*Objective*:
Copy the full set of lines exactly as given.

*Data extracted from a collection*:

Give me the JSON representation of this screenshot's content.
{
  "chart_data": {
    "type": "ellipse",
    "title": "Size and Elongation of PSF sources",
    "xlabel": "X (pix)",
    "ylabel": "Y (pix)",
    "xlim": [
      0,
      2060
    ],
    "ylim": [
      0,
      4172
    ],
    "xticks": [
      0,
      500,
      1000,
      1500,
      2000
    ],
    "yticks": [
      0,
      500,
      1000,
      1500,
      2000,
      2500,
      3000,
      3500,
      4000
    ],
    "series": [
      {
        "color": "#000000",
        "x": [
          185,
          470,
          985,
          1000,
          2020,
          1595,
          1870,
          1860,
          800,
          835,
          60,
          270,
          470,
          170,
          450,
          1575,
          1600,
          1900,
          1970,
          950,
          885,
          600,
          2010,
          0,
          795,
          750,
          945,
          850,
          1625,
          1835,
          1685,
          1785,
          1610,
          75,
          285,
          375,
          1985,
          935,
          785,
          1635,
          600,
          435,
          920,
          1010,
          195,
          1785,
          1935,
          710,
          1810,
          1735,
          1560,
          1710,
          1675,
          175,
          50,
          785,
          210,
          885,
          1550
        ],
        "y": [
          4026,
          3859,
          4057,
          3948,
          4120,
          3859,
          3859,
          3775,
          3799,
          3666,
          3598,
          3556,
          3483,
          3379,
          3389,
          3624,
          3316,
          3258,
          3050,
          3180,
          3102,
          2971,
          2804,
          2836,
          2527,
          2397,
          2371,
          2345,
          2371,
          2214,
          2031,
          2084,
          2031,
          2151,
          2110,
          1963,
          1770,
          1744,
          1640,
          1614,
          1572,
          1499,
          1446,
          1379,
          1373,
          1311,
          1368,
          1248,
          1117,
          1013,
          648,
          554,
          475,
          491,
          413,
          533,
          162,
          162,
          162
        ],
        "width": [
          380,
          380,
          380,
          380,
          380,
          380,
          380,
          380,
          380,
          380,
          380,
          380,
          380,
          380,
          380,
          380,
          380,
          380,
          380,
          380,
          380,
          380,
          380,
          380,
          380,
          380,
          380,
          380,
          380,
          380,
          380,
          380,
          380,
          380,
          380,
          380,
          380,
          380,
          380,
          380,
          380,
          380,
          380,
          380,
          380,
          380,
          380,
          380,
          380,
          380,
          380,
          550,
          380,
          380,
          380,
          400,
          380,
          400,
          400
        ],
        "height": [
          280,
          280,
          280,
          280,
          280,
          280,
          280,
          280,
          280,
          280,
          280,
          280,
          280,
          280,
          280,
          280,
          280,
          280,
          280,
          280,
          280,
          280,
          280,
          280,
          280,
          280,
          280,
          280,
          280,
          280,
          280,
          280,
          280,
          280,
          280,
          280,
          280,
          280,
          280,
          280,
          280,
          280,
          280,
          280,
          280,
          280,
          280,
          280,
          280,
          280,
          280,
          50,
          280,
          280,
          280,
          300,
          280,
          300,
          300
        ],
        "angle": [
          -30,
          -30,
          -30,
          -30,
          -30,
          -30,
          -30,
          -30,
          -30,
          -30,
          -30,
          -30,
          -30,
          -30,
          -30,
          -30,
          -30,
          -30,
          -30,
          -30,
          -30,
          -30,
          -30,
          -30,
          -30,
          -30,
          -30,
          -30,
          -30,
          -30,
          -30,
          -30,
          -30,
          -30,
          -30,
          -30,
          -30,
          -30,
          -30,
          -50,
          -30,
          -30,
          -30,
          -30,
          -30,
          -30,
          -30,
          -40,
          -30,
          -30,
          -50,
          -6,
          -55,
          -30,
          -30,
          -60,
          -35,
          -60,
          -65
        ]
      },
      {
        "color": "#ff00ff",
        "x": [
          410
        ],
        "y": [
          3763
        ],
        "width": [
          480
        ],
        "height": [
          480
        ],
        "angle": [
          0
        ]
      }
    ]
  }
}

*Reply*:
Give me the JSON representation of this screenshot's content.
{
  "chart_data": {
    "type": "ellipse",
    "title": "Size and Elongation of PSF sources",
    "xlabel": "X (pix)",
    "ylabel": "Y (pix)",
    "xlim": [
      0,
      2060
    ],
    "ylim": [
      0,
      4172
    ],
    "xticks": [
      0,
      500,
      1000,
      1500,
      2000
    ],
    "yticks": [
      0,
      500,
      1000,
      1500,
      2000,
      2500,
      3000,
      3500,
      4000
    ],
    "series": [
      {
        "color": "#000000",
        "x": [
          185,
          470,
          985,
          1000,
          2020,
          1595,
          1870,
          1860,
          800,
          835,
          60,
          270,
          470,
          170,
          450,
          1575,
          1600,
          1900,
          1970,
          950,
          885,
          600,
          2010,
          0,
          795,
          750,
          945,
          850,
          1625,
          1835,
          1685,
          1785,
          1610,
          75,
          285,
          375,
          1985,
          935,
          785,
          1635,
          600,
          435,
          920,
          1010,
          195,
          1785,
          1935,
          710,
          1810,
          1735,
          1560,
          1710,
          1675,
          175,
          50,
          785,
          210,
          885,
          1550
        ],
        "y": [
          4026,
          3859,
          4057,
          3948,
          4120,
          3859,
          3859,
          3775,
          3799,
          3666,
          3598,
          3556,
          3483,
          3379,
          3389,
          3624,
          3316,
          3258,
          3050,
          3180,
          3102,
          2971,
          2804,
          2836,
          2527,
          2397,
          2371,
          2345,
          2371,
          2214,
          2031,
          2084,
          2031,
          2151,
          2110,
          1963,
          1770,
          1744,
          1640,
          1614,
          1572,
          1499,
          1446,
          1379,
          1373,
          1311,
          1368,
          1248,
          1117,
          1013,
          648,
          554,
          475,
          491,
          413,
          533,
          162,
          162,
          162
        ],
        "width": [
          380,
          380,
          380,
          380,
          380,
          380,
          380,
          380,
          380,
          380,
          380,
          380,
          380,
          380,
          380,
          380,
          380,
          380,
          380,
          380,
          380,
          380,
          380,
          380,
          380,
          380,
          380,
          380,
          380,
          380,
          380,
          380,
          380,
          380,
          380,
          380,
          380,
          380,
          380,
          380,
          380,
          380,
          380,
          380,
          380,
          380,
          380,
          380,
          380,
          380,
          380,
          550,
          380,
          380,
          380,
          400,
          380,
          400,
          400
        ],
        "height": [
          280,
          280,
          280,
          280,
          280,
          280,
          280,
          280,
          280,
          280,
          280,
          280,
          280,
          280,
          280,
          280,
          280,
          280,
          280,
          280,
          280,
          280,
          280,
          280,
          280,
          280,
          280,
          280,
          280,
          280,
          280,
          280,
          280,
          280,
          280,
          280,
          280,
          280,
          280,
          280,
          280,
          280,
          280,
          280,
          280,
          280,
          280,
          280,
          280,
          280,
          280,
          50,
          280,
          280,
          280,
          300,
          280,
          300,
          300
        ],
        "angle": [
          -30,
          -30,
          -30,
          -30,
          -30,
          -30,
          -30,
          -30,
          -30,
          -30,
          -30,
          -30,
          -30,
          -30,
          -30,
          -30,
          -30,
          -30,
          -30,
          -30,
          -30,
          -30,
          -30,
          -30,
          -30,
          -30,
          -30,
          -30,
          -30,
          -30,
          -30,
          -30,
          -30,
          -30,
          -30,
          -30,
          -30,
          -30,
          -30,
          -50,
          -30,
          -30,
          -30,
          -30,
          -30,
          -30,
          -30,
          -40,
          -30,
          -30,
          -50,
          -6,
          -55,
          -30,
          -30,
          -60,
          -35,
          -60,
          -65
        ]
      },
      {
        "color": "#ff00ff",
        "x": [
          410
        ],
        "y": [
          3763
        ],
        "width": [
          480
        ],
        "height": [
          480
        ],
        "angle": [
          0
        ]
      }
    ]
  }
}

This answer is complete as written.